**DATA ENTRIES**.

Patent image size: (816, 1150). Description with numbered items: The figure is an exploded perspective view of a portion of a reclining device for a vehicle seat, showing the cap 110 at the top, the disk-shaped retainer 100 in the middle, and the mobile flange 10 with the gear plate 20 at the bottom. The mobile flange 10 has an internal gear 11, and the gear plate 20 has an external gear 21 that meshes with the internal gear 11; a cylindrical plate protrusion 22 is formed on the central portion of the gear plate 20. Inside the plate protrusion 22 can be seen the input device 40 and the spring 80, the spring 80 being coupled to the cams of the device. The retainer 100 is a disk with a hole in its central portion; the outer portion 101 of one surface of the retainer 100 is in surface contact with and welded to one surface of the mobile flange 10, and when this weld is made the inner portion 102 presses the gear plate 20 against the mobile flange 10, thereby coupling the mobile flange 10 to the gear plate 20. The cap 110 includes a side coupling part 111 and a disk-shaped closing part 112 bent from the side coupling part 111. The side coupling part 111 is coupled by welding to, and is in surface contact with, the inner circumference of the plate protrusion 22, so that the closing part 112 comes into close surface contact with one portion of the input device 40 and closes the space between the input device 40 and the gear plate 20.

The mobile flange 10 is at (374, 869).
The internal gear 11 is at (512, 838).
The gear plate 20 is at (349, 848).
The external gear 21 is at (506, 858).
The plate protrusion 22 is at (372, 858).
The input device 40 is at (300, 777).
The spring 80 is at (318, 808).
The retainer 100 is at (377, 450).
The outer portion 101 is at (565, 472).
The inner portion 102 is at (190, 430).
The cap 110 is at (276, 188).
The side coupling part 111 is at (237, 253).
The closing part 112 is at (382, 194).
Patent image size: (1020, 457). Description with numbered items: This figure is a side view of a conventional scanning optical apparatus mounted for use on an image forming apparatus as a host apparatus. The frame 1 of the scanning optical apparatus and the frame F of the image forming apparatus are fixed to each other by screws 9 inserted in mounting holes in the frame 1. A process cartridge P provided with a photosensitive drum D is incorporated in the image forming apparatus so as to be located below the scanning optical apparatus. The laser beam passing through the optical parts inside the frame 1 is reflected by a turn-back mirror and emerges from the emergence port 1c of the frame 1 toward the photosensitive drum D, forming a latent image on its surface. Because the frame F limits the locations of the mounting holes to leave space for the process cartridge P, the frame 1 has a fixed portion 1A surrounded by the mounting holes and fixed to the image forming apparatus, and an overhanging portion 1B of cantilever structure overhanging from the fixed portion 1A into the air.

**BRIEF**. Render all of the data above as a Markdown table with the columns Row and Line, numbering each line in order and omitting blank lines.

**WRITTEN ANSWER**.
| Row | Line |
|---|---|
| 1 | Patent image size: (816, 1150). Description with numbered items: The figure is an exploded perspective view of a portion of a reclining device for a vehicle seat, showing the cap 110 at the top, the disk-shaped retainer 100 in the middle, and the mobile flange 10 with the gear plate 20 at the bottom. The mobile flange 10 has an internal gear 11, and the gear plate 20 has an external gear 21 that meshes with the internal gear 11; a cylindrical plate protrusion 22 is formed on the central portion of the gear plate 20. Inside the plate protrusion 22 can be seen the input device 40 and the spring 80, the spring 80 being coupled to the cams of the device. The retainer 100 is a disk with a hole in its central portion; the outer portion 101 of one surface of the retainer 100 is in surface contact with and welded to one surface of the mobile flange 10, and when this weld is made the inner portion 102 presses the gear plate 20 against the mobile flange 10, thereby coupling the mobile flange 10 to the gear plate 20. The cap 110 includes a side coupling part 111 and a disk-shaped closing part 112 bent from the side coupling part 111. The side coupling part 111 is coupled by welding to, and is in surface contact with, the inner circumference of the plate protrusion 22, so that the closing part 112 comes into close surface contact with one portion of the input device 40 and closes the space between the input device 40 and the gear plate 20. |
| 2 | The mobile flange 10 is at (374, 869). |
| 3 | The internal gear 11 is at (512, 838). |
| 4 | The gear plate 20 is at (349, 848). |
| 5 | The external gear 21 is at (506, 858). |
| 6 | The plate protrusion 22 is at (372, 858). |
| 7 | The input device 40 is at (300, 777). |
| 8 | The spring 80 is at (318, 808). |
| 9 | The retainer 100 is at (377, 450). |
| 10 | The outer portion 101 is at (565, 472). |
| 11 | The inner portion 102 is at (190, 430). |
| 12 | The cap 110 is at (276, 188). |
| 13 | The side coupling part 111 is at (237, 253). |
| 14 | The closing part 112 is at (382, 194). |
| 15 | Patent image size: (1020, 457). Description with numbered items: This figure is a side view of a conventional scanning optical apparatus mounted for use on an image forming apparatus as a host apparatus. The frame 1 of the scanning optical apparatus and the frame F of the image forming apparatus are fixed to each other by screws 9 inserted in mounting holes in the frame 1. A process cartridge P provided with a photosensitive drum D is incorporated in the image forming apparatus so as to be located below the scanning optical apparatus. The laser beam passing through the optical parts inside the frame 1 is reflected by a turn-back mirror and emerges from the emergence port 1c of the frame 1 toward the photosensitive drum D, forming a latent image on its surface. Because the frame F limits the locations of the mounting holes to leave space for the process cartridge P, the frame 1 has a fixed portion 1A surrounded by the mounting holes and fixed to the image forming apparatus, and an overhanging portion 1B of cantilever structure overhanging from the fixed portion 1A into the air. |